## Start
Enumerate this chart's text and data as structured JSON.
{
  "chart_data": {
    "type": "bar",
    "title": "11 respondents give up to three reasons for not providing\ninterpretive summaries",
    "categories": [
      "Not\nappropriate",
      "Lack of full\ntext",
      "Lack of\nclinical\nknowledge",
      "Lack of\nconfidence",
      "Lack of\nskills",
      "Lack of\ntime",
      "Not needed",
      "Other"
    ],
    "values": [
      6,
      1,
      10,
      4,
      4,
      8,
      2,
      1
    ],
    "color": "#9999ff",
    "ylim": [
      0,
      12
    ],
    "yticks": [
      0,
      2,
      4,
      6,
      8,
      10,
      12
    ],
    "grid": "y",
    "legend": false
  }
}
## End
## Start
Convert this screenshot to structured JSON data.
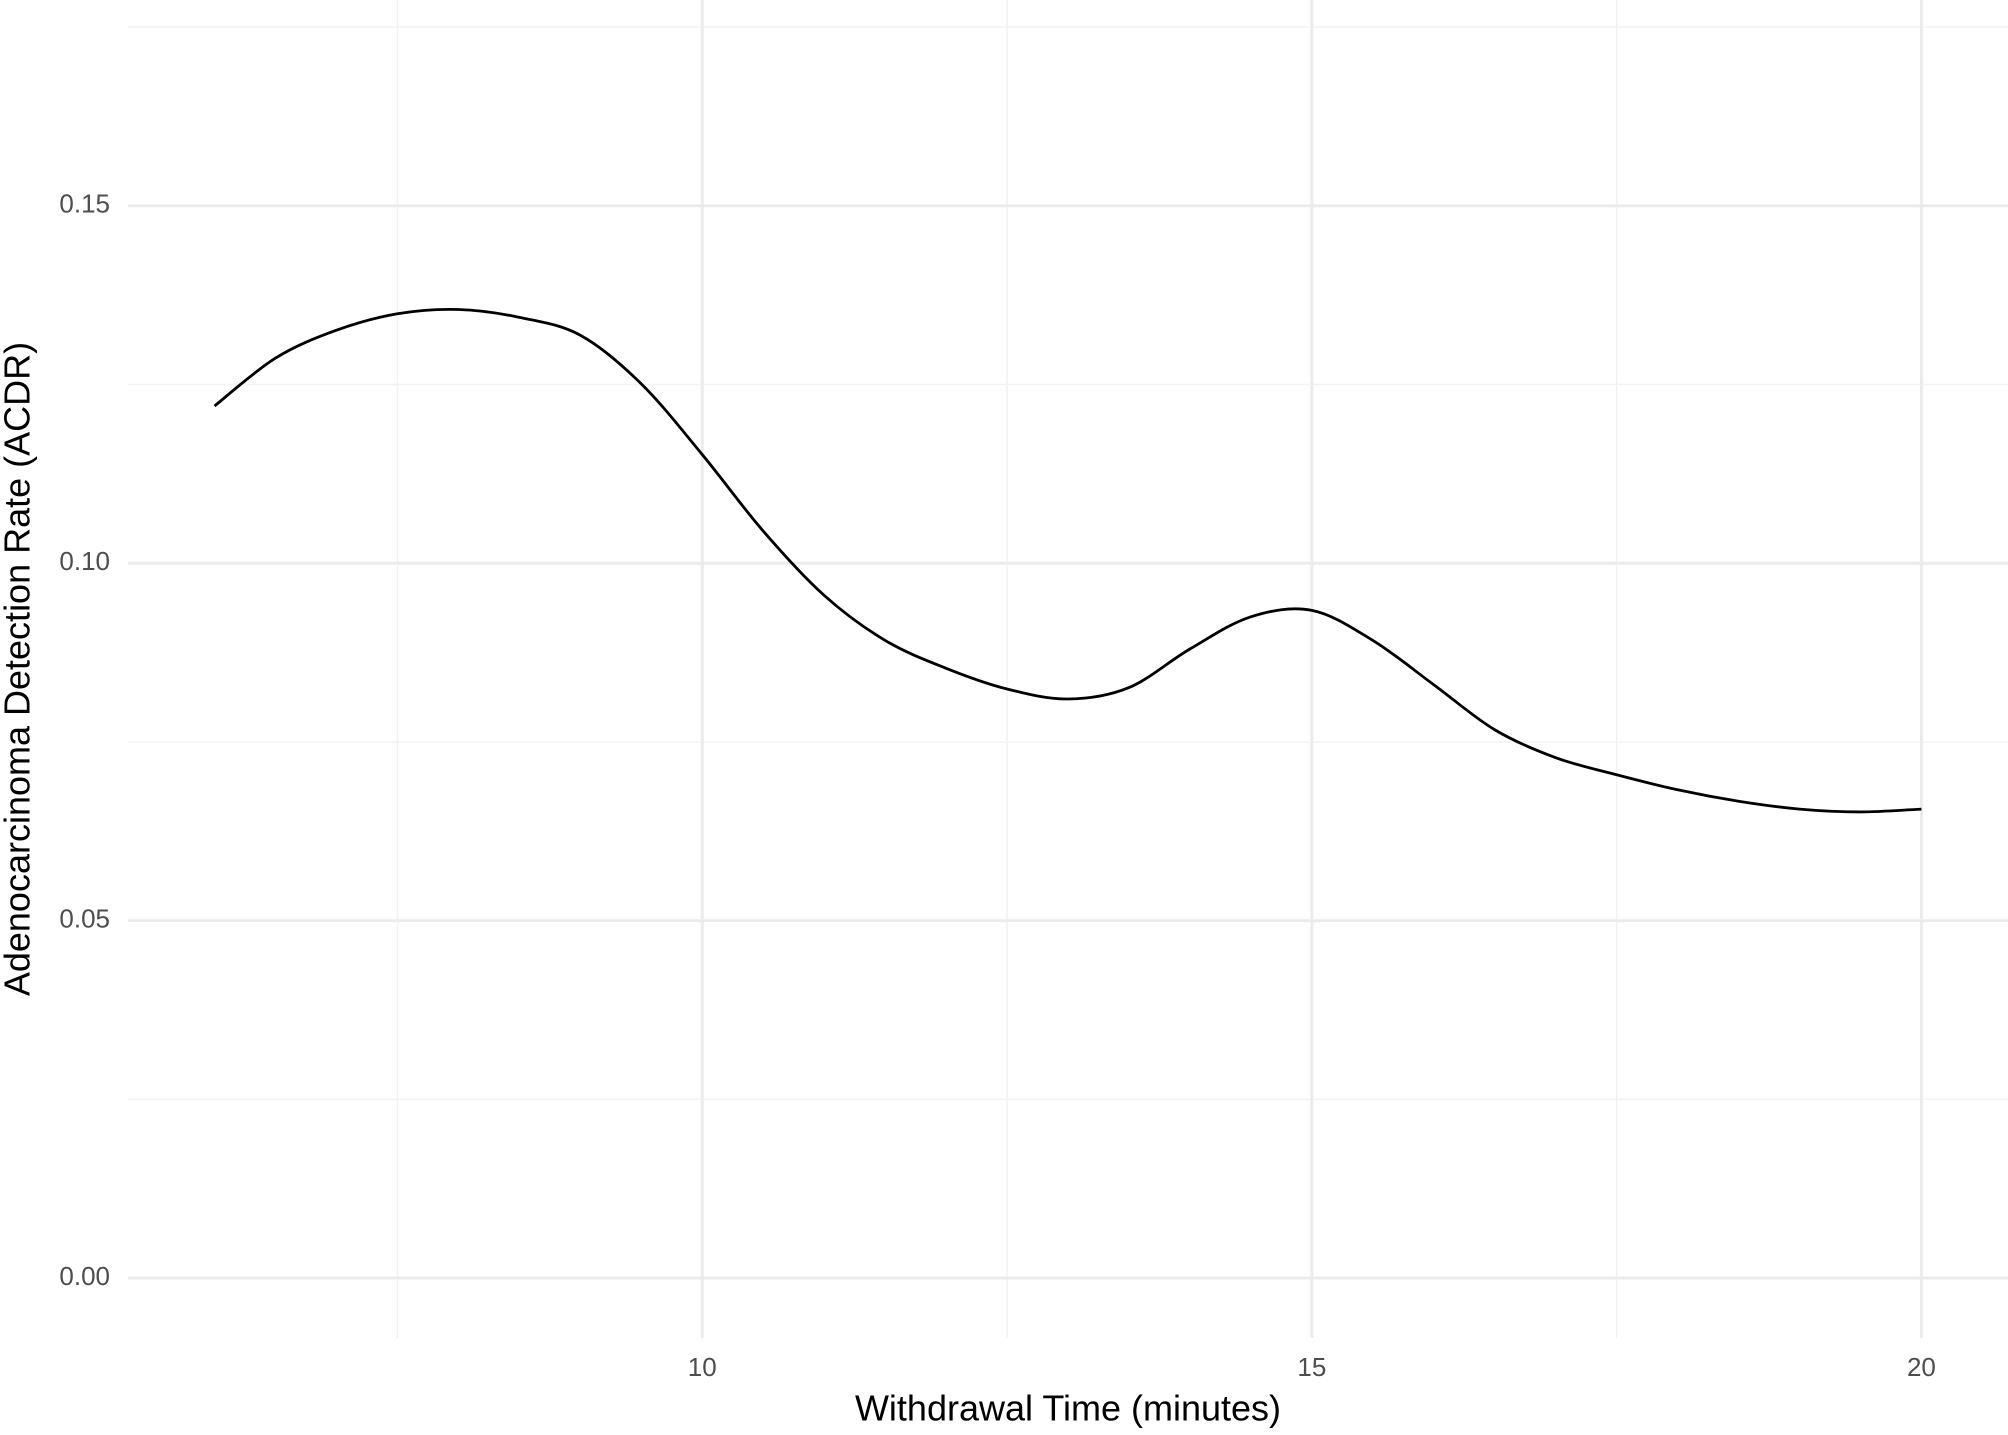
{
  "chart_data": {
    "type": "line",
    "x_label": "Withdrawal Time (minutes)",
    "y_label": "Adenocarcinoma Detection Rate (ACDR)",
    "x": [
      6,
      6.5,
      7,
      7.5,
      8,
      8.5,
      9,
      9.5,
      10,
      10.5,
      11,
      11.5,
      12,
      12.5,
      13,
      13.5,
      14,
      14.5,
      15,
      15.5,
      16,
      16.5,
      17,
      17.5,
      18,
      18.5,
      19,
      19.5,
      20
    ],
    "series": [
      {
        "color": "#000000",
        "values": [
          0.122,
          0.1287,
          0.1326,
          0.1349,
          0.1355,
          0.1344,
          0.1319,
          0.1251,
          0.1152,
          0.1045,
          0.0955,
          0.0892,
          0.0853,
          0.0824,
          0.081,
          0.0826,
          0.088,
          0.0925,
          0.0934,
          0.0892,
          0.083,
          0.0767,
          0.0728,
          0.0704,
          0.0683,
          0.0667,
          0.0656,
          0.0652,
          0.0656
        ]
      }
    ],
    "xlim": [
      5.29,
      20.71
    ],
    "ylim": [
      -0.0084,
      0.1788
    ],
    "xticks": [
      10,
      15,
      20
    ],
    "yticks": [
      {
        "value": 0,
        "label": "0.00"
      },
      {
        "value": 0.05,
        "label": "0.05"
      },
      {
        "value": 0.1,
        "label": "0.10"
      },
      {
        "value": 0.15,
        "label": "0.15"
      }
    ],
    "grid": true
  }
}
## End
● STATED EXERCISE
Which lines include the word "this"? Copy every one of them.

● CORRECT RESPONSE
Enumerate this chart's text and data as structured JSON.
Convert this screenshot to structured JSON data.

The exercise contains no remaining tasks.